-- START OF PROVIDED RECORDS --

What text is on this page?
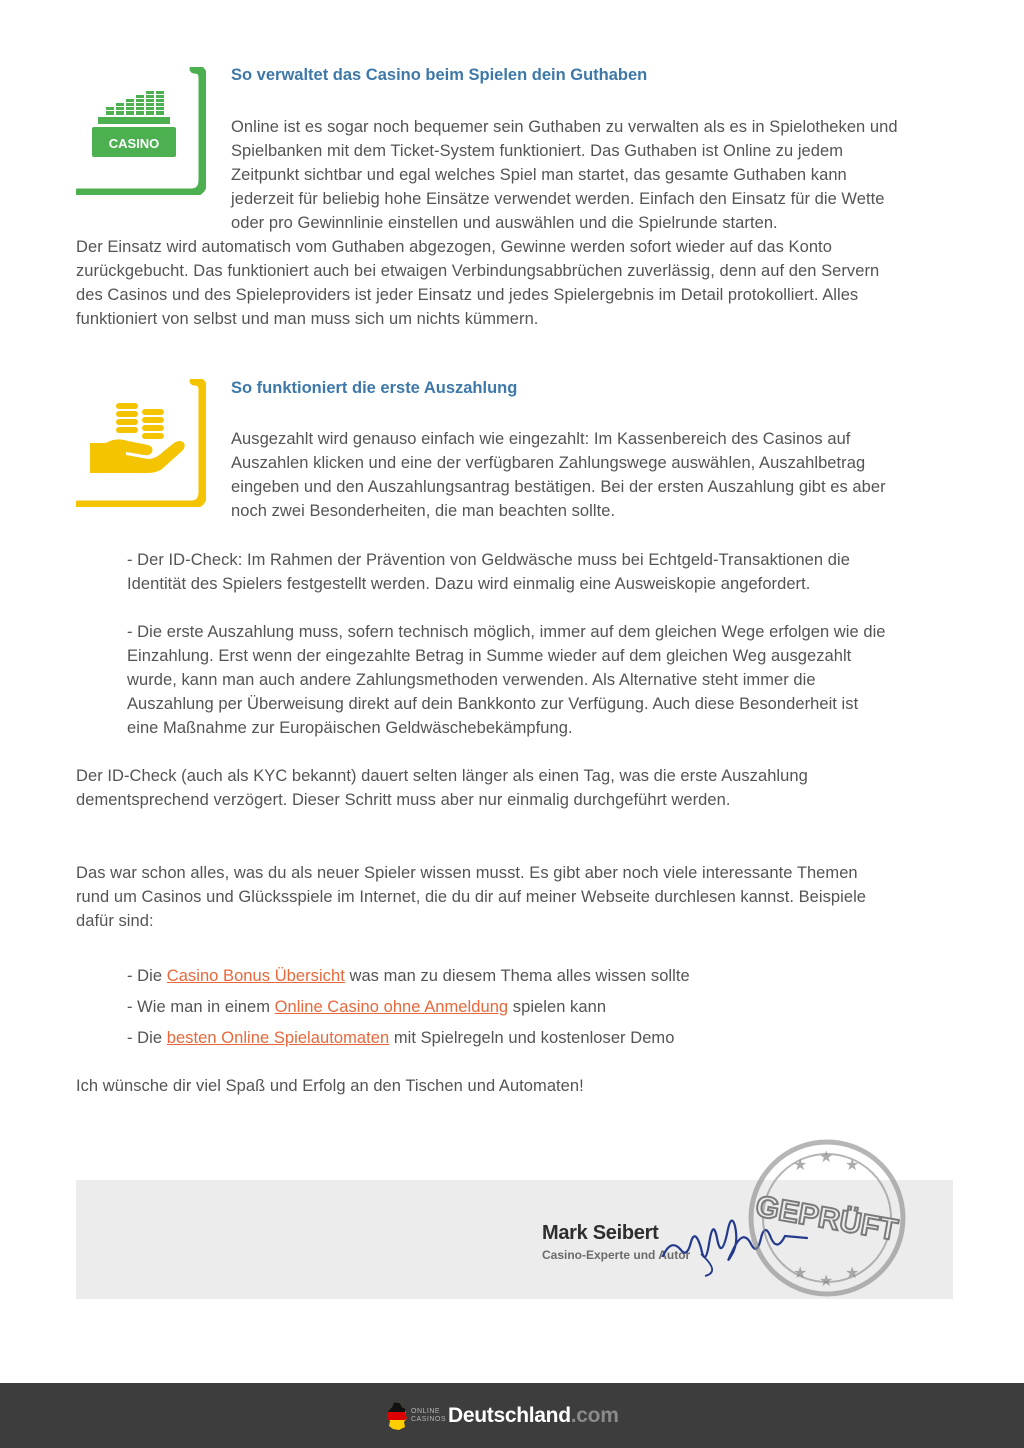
CASINO
So verwaltet das Casino beim Spielen dein Guthaben

Online ist es sogar noch bequemer sein Guthaben zu verwalten als es in Spielotheken und

Spielbanken mit dem Ticket-System funktioniert. Das Guthaben ist Online zu jedem

Zeitpunkt sichtbar und egal welches Spiel man startet, das gesamte Guthaben kann

jederzeit für beliebig hohe Einsätze verwendet werden. Einfach den Einsatz für die Wette

oder pro Gewinnlinie einstellen und auswählen und die Spielrunde starten.

Der Einsatz wird automatisch vom Guthaben abgezogen, Gewinne werden sofort wieder auf das Konto

zurückgebucht. Das funktioniert auch bei etwaigen Verbindungsabbrüchen zuverlässig, denn auf den Servern

des Casinos und des Spieleproviders ist jeder Einsatz und jedes Spielergebnis im Detail protokolliert. Alles

funktioniert von selbst und man muss sich um nichts kümmern.

So funktioniert die erste Auszahlung

Ausgezahlt wird genauso einfach wie eingezahlt: Im Kassenbereich des Casinos auf

Auszahlen klicken und eine der verfügbaren Zahlungswege auswählen, Auszahlbetrag

eingeben und den Auszahlungsantrag bestätigen. Bei der ersten Auszahlung gibt es aber

noch zwei Besonderheiten, die man beachten sollte.

- Der ID-Check: Im Rahmen der Prävention von Geldwäsche muss bei Echtgeld-Transaktionen die

Identität des Spielers festgestellt werden. Dazu wird einmalig eine Ausweiskopie angefordert.

- Die erste Auszahlung muss, sofern technisch möglich, immer auf dem gleichen Wege erfolgen wie die

Einzahlung. Erst wenn der eingezahlte Betrag in Summe wieder auf dem gleichen Weg ausgezahlt

wurde, kann man auch andere Zahlungsmethoden verwenden. Als Alternative steht immer die

Auszahlung per Überweisung direkt auf dein Bankkonto zur Verfügung. Auch diese Besonderheit ist

eine Maßnahme zur Europäischen Geldwäschebekämpfung.

Der ID-Check (auch als KYC bekannt) dauert selten länger als einen Tag, was die erste Auszahlung

dementsprechend verzögert. Dieser Schritt muss aber nur einmalig durchgeführt werden.

Das war schon alles, was du als neuer Spieler wissen musst. Es gibt aber noch viele interessante Themen

rund um Casinos und Glücksspiele im Internet, die du dir auf meiner Webseite durchlesen kannst. Beispiele

dafür sind:

- Die Casino Bonus Übersicht was man zu diesem Thema alles wissen sollte

- Wie man in einem Online Casino ohne Anmeldung spielen kann

- Die besten Online Spielautomaten mit Spielregeln und kostenloser Demo

Ich wünsche dir viel Spaß und Erfolg an den Tischen und Automaten!

Mark Seibert
Casino-Experte und Autor
★ ★ ★
★ ★ ★
GEPRÜFT
ONLINE
CASINOS Deutschland .com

-- END OF PROVIDED RECORDS --

JOB:
Go through the records. Copy each line where "gibt" appears.

THE ANSWER:
eingeben und den Auszahlungsantrag bestätigen. Bei der ersten Auszahlung gibt es aber
Das war schon alles, was du als neuer Spieler wissen musst. Es gibt aber noch viele interessante Themen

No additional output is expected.